SET EXERCISE ▸
Find the word "Cité" in the data. Return every line where it appears.

RAW RECORDS ▸
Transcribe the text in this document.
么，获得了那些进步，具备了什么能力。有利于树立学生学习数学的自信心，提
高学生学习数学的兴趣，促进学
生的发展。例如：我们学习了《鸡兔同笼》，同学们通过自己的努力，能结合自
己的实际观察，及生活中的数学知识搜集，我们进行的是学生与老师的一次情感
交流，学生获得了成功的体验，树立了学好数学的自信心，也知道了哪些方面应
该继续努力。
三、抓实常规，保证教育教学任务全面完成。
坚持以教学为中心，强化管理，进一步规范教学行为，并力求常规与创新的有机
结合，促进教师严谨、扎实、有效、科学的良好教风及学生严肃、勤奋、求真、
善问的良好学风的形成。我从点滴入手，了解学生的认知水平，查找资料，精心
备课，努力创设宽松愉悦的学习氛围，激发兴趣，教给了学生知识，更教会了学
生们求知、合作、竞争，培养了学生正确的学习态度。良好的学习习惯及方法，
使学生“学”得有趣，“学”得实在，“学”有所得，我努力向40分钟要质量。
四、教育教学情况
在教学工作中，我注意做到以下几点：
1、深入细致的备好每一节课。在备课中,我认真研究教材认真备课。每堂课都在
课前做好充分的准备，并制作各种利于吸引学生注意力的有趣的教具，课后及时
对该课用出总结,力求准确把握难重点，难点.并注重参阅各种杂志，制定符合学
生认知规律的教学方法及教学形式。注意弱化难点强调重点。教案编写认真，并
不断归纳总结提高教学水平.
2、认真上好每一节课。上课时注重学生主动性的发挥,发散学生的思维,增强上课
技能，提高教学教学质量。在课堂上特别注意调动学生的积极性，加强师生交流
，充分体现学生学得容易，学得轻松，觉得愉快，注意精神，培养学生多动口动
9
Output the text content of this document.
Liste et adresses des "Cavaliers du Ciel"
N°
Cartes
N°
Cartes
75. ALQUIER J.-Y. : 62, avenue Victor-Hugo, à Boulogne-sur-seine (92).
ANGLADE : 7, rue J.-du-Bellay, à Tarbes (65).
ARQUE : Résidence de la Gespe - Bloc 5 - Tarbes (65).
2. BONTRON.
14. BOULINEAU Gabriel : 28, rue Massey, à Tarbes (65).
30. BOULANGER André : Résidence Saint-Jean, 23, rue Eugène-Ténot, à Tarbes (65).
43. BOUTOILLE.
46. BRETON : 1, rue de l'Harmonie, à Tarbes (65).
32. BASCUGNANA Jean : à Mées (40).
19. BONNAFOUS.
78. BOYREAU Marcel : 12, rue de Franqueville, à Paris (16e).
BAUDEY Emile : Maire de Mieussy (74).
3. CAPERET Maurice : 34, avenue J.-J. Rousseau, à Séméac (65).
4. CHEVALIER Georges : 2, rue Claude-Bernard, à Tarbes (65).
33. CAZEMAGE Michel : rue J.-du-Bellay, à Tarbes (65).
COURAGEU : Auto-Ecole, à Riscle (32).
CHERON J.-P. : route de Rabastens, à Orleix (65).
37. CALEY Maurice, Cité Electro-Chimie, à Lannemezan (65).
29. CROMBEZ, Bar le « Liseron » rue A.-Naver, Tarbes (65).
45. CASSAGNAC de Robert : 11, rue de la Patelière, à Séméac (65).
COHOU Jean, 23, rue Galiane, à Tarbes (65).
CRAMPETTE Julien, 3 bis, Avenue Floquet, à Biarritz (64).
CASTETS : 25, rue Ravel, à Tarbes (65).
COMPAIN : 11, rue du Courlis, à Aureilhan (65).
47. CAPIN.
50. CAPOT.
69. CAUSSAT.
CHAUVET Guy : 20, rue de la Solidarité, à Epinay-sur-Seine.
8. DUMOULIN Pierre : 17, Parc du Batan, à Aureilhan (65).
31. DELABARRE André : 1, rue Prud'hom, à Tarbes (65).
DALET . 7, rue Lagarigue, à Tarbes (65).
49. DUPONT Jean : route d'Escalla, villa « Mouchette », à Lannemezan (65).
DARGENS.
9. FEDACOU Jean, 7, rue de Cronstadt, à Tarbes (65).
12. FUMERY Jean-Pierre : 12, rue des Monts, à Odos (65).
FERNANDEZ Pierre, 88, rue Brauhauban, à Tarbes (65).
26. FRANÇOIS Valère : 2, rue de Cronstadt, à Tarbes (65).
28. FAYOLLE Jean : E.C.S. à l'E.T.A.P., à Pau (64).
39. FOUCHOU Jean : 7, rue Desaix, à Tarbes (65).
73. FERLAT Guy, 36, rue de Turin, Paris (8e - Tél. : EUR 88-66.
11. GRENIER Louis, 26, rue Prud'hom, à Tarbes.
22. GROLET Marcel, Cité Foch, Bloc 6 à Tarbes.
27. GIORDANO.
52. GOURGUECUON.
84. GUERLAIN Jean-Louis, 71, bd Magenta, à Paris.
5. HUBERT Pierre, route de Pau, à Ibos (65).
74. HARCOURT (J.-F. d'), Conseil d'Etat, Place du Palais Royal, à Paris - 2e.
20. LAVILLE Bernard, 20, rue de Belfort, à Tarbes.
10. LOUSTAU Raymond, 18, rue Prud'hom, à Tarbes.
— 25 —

THE COMPLETED TASK ▸
37. CALEY Maurice, Cité Electro-Chimie, à Lannemezan (65).
22. GROLET Marcel, Cité Foch, Bloc 6 à Tarbes.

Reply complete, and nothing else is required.